## Request
All of the data needs to be repeated exactly.

--- begin Supplied data ---

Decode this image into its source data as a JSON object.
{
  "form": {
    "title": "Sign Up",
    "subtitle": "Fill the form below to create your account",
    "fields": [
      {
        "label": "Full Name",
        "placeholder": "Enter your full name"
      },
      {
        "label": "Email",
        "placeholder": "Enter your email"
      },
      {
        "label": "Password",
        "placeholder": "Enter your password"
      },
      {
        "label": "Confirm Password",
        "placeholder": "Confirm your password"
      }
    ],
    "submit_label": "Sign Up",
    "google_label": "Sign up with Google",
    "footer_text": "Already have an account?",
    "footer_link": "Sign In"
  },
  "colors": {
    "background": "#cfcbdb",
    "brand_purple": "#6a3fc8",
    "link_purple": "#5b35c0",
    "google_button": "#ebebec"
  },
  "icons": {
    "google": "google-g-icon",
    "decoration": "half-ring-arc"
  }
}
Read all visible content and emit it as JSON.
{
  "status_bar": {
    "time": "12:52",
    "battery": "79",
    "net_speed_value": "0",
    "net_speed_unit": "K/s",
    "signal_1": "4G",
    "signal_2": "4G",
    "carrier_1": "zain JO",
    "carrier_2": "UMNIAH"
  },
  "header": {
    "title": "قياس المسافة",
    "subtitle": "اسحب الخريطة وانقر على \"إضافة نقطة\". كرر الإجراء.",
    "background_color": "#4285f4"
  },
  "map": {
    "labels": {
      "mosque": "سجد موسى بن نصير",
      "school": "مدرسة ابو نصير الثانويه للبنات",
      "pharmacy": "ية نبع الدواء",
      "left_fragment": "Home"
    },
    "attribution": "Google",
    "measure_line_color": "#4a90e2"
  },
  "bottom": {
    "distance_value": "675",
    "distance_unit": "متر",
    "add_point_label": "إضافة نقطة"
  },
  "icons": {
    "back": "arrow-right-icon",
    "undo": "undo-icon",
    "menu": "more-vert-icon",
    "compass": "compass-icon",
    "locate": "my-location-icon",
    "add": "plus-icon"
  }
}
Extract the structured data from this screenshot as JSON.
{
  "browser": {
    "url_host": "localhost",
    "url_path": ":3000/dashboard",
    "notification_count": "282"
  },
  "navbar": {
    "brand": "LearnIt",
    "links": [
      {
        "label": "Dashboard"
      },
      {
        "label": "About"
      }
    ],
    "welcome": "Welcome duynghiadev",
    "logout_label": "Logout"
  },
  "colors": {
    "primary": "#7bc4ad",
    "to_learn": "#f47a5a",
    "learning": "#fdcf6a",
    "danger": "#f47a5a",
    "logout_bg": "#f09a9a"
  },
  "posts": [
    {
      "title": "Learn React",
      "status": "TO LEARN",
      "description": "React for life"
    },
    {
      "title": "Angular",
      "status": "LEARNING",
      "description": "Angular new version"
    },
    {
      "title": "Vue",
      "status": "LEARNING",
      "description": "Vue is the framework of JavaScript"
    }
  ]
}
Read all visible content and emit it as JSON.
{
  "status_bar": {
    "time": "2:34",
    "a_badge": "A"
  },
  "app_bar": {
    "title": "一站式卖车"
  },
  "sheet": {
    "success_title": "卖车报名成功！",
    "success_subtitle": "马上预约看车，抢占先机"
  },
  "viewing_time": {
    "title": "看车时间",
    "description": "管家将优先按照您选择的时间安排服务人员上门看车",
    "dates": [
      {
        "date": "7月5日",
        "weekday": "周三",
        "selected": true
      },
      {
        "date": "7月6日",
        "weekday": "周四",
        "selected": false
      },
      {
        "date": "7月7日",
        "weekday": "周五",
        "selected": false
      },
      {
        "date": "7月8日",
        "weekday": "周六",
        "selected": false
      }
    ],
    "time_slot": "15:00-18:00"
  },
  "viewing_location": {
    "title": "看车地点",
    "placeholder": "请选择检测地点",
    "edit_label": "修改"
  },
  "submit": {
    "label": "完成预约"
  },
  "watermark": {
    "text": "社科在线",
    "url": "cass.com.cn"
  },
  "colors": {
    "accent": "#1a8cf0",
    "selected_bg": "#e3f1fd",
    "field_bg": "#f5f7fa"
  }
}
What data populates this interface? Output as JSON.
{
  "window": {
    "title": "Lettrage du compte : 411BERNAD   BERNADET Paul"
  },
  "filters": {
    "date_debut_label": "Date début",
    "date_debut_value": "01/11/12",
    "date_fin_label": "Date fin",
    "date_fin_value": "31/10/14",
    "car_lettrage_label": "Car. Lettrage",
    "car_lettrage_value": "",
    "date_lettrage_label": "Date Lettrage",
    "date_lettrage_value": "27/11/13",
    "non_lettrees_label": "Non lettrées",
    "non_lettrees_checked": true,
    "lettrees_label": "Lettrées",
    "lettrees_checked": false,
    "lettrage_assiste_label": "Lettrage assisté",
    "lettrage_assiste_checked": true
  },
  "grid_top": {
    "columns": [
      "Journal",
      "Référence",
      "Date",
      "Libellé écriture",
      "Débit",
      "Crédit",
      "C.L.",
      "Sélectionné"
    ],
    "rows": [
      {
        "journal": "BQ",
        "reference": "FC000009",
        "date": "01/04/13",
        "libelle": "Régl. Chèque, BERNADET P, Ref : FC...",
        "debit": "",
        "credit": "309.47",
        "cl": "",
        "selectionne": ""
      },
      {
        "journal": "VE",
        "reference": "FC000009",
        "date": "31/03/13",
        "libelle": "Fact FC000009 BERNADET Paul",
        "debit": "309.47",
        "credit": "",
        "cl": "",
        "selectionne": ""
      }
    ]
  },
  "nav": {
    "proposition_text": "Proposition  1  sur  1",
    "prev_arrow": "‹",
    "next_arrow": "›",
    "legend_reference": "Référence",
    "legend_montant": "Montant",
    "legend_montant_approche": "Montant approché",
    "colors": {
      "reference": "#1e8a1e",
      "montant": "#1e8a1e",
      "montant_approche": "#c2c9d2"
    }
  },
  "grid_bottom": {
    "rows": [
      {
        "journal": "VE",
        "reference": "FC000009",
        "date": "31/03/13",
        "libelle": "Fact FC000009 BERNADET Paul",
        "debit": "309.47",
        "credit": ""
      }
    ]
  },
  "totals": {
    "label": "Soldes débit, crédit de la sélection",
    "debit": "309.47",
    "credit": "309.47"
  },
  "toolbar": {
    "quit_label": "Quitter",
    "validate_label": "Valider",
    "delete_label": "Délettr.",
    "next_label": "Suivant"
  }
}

--- end Supplied data ---

## Result of the exercise
Decode this image into its source data as a JSON object.
{
  "form": {
    "title": "Sign Up",
    "subtitle": "Fill the form below to create your account",
    "fields": [
      {
        "label": "Full Name",
        "placeholder": "Enter your full name"
      },
      {
        "label": "Email",
        "placeholder": "Enter your email"
      },
      {
        "label": "Password",
        "placeholder": "Enter your password"
      },
      {
        "label": "Confirm Password",
        "placeholder": "Confirm your password"
      }
    ],
    "submit_label": "Sign Up",
    "google_label": "Sign up with Google",
    "footer_text": "Already have an account?",
    "footer_link": "Sign In"
  },
  "colors": {
    "background": "#cfcbdb",
    "brand_purple": "#6a3fc8",
    "link_purple": "#5b35c0",
    "google_button": "#ebebec"
  },
  "icons": {
    "google": "google-g-icon",
    "decoration": "half-ring-arc"
  }
}
Read all visible content and emit it as JSON.
{
  "status_bar": {
    "time": "12:52",
    "battery": "79",
    "net_speed_value": "0",
    "net_speed_unit": "K/s",
    "signal_1": "4G",
    "signal_2": "4G",
    "carrier_1": "zain JO",
    "carrier_2": "UMNIAH"
  },
  "header": {
    "title": "قياس المسافة",
    "subtitle": "اسحب الخريطة وانقر على \"إضافة نقطة\". كرر الإجراء.",
    "background_color": "#4285f4"
  },
  "map": {
    "labels": {
      "mosque": "سجد موسى بن نصير",
      "school": "مدرسة ابو نصير الثانويه للبنات",
      "pharmacy": "ية نبع الدواء",
      "left_fragment": "Home"
    },
    "attribution": "Google",
    "measure_line_color": "#4a90e2"
  },
  "bottom": {
    "distance_value": "675",
    "distance_unit": "متر",
    "add_point_label": "إضافة نقطة"
  },
  "icons": {
    "back": "arrow-right-icon",
    "undo": "undo-icon",
    "menu": "more-vert-icon",
    "compass": "compass-icon",
    "locate": "my-location-icon",
    "add": "plus-icon"
  }
}
Extract the structured data from this screenshot as JSON.
{
  "browser": {
    "url_host": "localhost",
    "url_path": ":3000/dashboard",
    "notification_count": "282"
  },
  "navbar": {
    "brand": "LearnIt",
    "links": [
      {
        "label": "Dashboard"
      },
      {
        "label": "About"
      }
    ],
    "welcome": "Welcome duynghiadev",
    "logout_label": "Logout"
  },
  "colors": {
    "primary": "#7bc4ad",
    "to_learn": "#f47a5a",
    "learning": "#fdcf6a",
    "danger": "#f47a5a",
    "logout_bg": "#f09a9a"
  },
  "posts": [
    {
      "title": "Learn React",
      "status": "TO LEARN",
      "description": "React for life"
    },
    {
      "title": "Angular",
      "status": "LEARNING",
      "description": "Angular new version"
    },
    {
      "title": "Vue",
      "status": "LEARNING",
      "description": "Vue is the framework of JavaScript"
    }
  ]
}
Read all visible content and emit it as JSON.
{
  "status_bar": {
    "time": "2:34",
    "a_badge": "A"
  },
  "app_bar": {
    "title": "一站式卖车"
  },
  "sheet": {
    "success_title": "卖车报名成功！",
    "success_subtitle": "马上预约看车，抢占先机"
  },
  "viewing_time": {
    "title": "看车时间",
    "description": "管家将优先按照您选择的时间安排服务人员上门看车",
    "dates": [
      {
        "date": "7月5日",
        "weekday": "周三",
        "selected": true
      },
      {
        "date": "7月6日",
        "weekday": "周四",
        "selected": false
      },
      {
        "date": "7月7日",
        "weekday": "周五",
        "selected": false
      },
      {
        "date": "7月8日",
        "weekday": "周六",
        "selected": false
      }
    ],
    "time_slot": "15:00-18:00"
  },
  "viewing_location": {
    "title": "看车地点",
    "placeholder": "请选择检测地点",
    "edit_label": "修改"
  },
  "submit": {
    "label": "完成预约"
  },
  "watermark": {
    "text": "社科在线",
    "url": "cass.com.cn"
  },
  "colors": {
    "accent": "#1a8cf0",
    "selected_bg": "#e3f1fd",
    "field_bg": "#f5f7fa"
  }
}
What data populates this interface? Output as JSON.
{
  "window": {
    "title": "Lettrage du compte : 411BERNAD   BERNADET Paul"
  },
  "filters": {
    "date_debut_label": "Date début",
    "date_debut_value": "01/11/12",
    "date_fin_label": "Date fin",
    "date_fin_value": "31/10/14",
    "car_lettrage_label": "Car. Lettrage",
    "car_lettrage_value": "",
    "date_lettrage_label": "Date Lettrage",
    "date_lettrage_value": "27/11/13",
    "non_lettrees_label": "Non lettrées",
    "non_lettrees_checked": true,
    "lettrees_label": "Lettrées",
    "lettrees_checked": false,
    "lettrage_assiste_label": "Lettrage assisté",
    "lettrage_assiste_checked": true
  },
  "grid_top": {
    "columns": [
      "Journal",
      "Référence",
      "Date",
      "Libellé écriture",
      "Débit",
      "Crédit",
      "C.L.",
      "Sélectionné"
    ],
    "rows": [
      {
        "journal": "BQ",
        "reference": "FC000009",
        "date": "01/04/13",
        "libelle": "Régl. Chèque, BERNADET P, Ref : FC...",
        "debit": "",
        "credit": "309.47",
        "cl": "",
        "selectionne": ""
      },
      {
        "journal": "VE",
        "reference": "FC000009",
        "date": "31/03/13",
        "libelle": "Fact FC000009 BERNADET Paul",
        "debit": "309.47",
        "credit": "",
        "cl": "",
        "selectionne": ""
      }
    ]
  },
  "nav": {
    "proposition_text": "Proposition  1  sur  1",
    "prev_arrow": "‹",
    "next_arrow": "›",
    "legend_reference": "Référence",
    "legend_montant": "Montant",
    "legend_montant_approche": "Montant approché",
    "colors": {
      "reference": "#1e8a1e",
      "montant": "#1e8a1e",
      "montant_approche": "#c2c9d2"
    }
  },
  "grid_bottom": {
    "rows": [
      {
        "journal": "VE",
        "reference": "FC000009",
        "date": "31/03/13",
        "libelle": "Fact FC000009 BERNADET Paul",
        "debit": "309.47",
        "credit": ""
      }
    ]
  },
  "totals": {
    "label": "Soldes débit, crédit de la sélection",
    "debit": "309.47",
    "credit": "309.47"
  },
  "toolbar": {
    "quit_label": "Quitter",
    "validate_label": "Valider",
    "delete_label": "Délettr.",
    "next_label": "Suivant"
  }
}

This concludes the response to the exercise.